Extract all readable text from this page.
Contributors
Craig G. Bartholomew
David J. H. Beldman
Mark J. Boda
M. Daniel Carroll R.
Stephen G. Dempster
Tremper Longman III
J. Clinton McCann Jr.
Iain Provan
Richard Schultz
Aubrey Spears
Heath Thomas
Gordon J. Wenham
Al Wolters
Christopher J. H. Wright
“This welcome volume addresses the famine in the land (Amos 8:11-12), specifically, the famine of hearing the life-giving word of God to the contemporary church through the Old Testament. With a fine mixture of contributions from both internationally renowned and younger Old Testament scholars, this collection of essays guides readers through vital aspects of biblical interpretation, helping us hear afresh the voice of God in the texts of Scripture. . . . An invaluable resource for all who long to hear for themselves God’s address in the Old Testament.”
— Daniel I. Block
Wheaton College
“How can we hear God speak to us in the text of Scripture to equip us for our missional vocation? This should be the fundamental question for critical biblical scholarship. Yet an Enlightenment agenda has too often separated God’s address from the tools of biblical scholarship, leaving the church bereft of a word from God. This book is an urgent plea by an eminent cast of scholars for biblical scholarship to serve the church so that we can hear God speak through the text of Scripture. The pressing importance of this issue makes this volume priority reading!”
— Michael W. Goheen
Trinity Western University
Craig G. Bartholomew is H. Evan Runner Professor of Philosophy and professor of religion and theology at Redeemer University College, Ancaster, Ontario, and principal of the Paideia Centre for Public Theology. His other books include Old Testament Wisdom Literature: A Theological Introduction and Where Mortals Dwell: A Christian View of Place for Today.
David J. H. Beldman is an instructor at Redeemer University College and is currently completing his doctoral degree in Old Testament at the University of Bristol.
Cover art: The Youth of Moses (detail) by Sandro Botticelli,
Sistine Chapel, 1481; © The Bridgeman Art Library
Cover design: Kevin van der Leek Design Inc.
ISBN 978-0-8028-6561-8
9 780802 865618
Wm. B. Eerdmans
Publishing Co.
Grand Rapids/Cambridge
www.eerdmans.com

= = = = = = =

:: EXERCISE DETAILS ::
Output all of the material exactly as written.

:: CORRECT ANSWER ::
Extract all readable text from this page.
Contributors
Craig G. Bartholomew
David J. H. Beldman
Mark J. Boda
M. Daniel Carroll R.
Stephen G. Dempster
Tremper Longman III
J. Clinton McCann Jr.
Iain Provan
Richard Schultz
Aubrey Spears
Heath Thomas
Gordon J. Wenham
Al Wolters
Christopher J. H. Wright
“This welcome volume addresses the famine in the land (Amos 8:11-12), specifically, the famine of hearing the life-giving word of God to the contemporary church through the Old Testament. With a fine mixture of contributions from both internationally renowned and younger Old Testament scholars, this collection of essays guides readers through vital aspects of biblical interpretation, helping us hear afresh the voice of God in the texts of Scripture. . . . An invaluable resource for all who long to hear for themselves God’s address in the Old Testament.”
— Daniel I. Block
Wheaton College
“How can we hear God speak to us in the text of Scripture to equip us for our missional vocation? This should be the fundamental question for critical biblical scholarship. Yet an Enlightenment agenda has too often separated God’s address from the tools of biblical scholarship, leaving the church bereft of a word from God. This book is an urgent plea by an eminent cast of scholars for biblical scholarship to serve the church so that we can hear God speak through the text of Scripture. The pressing importance of this issue makes this volume priority reading!”
— Michael W. Goheen
Trinity Western University
Craig G. Bartholomew is H. Evan Runner Professor of Philosophy and professor of religion and theology at Redeemer University College, Ancaster, Ontario, and principal of the Paideia Centre for Public Theology. His other books include Old Testament Wisdom Literature: A Theological Introduction and Where Mortals Dwell: A Christian View of Place for Today.
David J. H. Beldman is an instructor at Redeemer University College and is currently completing his doctoral degree in Old Testament at the University of Bristol.
Cover art: The Youth of Moses (detail) by Sandro Botticelli,
Sistine Chapel, 1481; © The Bridgeman Art Library
Cover design: Kevin van der Leek Design Inc.
ISBN 978-0-8028-6561-8
9 780802 865618
Wm. B. Eerdmans
Publishing Co.
Grand Rapids/Cambridge
www.eerdmans.com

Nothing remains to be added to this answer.